--- START Dataset entries ---

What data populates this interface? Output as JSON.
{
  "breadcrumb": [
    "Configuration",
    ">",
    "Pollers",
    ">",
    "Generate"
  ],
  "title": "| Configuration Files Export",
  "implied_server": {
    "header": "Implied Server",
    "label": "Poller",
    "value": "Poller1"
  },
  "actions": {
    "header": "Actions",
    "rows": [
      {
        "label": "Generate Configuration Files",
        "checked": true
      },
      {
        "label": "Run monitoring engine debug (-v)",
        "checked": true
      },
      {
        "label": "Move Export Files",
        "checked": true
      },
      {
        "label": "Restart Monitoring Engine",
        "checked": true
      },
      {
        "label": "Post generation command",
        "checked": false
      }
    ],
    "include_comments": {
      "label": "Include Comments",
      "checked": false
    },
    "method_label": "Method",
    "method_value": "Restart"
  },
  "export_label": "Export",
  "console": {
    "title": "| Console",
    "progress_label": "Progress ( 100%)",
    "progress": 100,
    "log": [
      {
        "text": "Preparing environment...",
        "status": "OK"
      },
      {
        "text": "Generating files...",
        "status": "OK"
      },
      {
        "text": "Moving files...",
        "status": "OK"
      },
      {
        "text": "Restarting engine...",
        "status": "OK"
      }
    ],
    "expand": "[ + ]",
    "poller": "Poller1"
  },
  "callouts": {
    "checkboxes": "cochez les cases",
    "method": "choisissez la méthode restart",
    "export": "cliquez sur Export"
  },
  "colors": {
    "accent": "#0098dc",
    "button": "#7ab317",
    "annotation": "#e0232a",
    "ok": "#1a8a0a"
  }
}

--- END Dataset entries ---

→ Stated task
Write every entry out again exactly.

→ Output of the task
What data populates this interface? Output as JSON.
{
  "breadcrumb": [
    "Configuration",
    ">",
    "Pollers",
    ">",
    "Generate"
  ],
  "title": "| Configuration Files Export",
  "implied_server": {
    "header": "Implied Server",
    "label": "Poller",
    "value": "Poller1"
  },
  "actions": {
    "header": "Actions",
    "rows": [
      {
        "label": "Generate Configuration Files",
        "checked": true
      },
      {
        "label": "Run monitoring engine debug (-v)",
        "checked": true
      },
      {
        "label": "Move Export Files",
        "checked": true
      },
      {
        "label": "Restart Monitoring Engine",
        "checked": true
      },
      {
        "label": "Post generation command",
        "checked": false
      }
    ],
    "include_comments": {
      "label": "Include Comments",
      "checked": false
    },
    "method_label": "Method",
    "method_value": "Restart"
  },
  "export_label": "Export",
  "console": {
    "title": "| Console",
    "progress_label": "Progress ( 100%)",
    "progress": 100,
    "log": [
      {
        "text": "Preparing environment...",
        "status": "OK"
      },
      {
        "text": "Generating files...",
        "status": "OK"
      },
      {
        "text": "Moving files...",
        "status": "OK"
      },
      {
        "text": "Restarting engine...",
        "status": "OK"
      }
    ],
    "expand": "[ + ]",
    "poller": "Poller1"
  },
  "callouts": {
    "checkboxes": "cochez les cases",
    "method": "choisissez la méthode restart",
    "export": "cliquez sur Export"
  },
  "colors": {
    "accent": "#0098dc",
    "button": "#7ab317",
    "annotation": "#e0232a",
    "ok": "#1a8a0a"
  }
}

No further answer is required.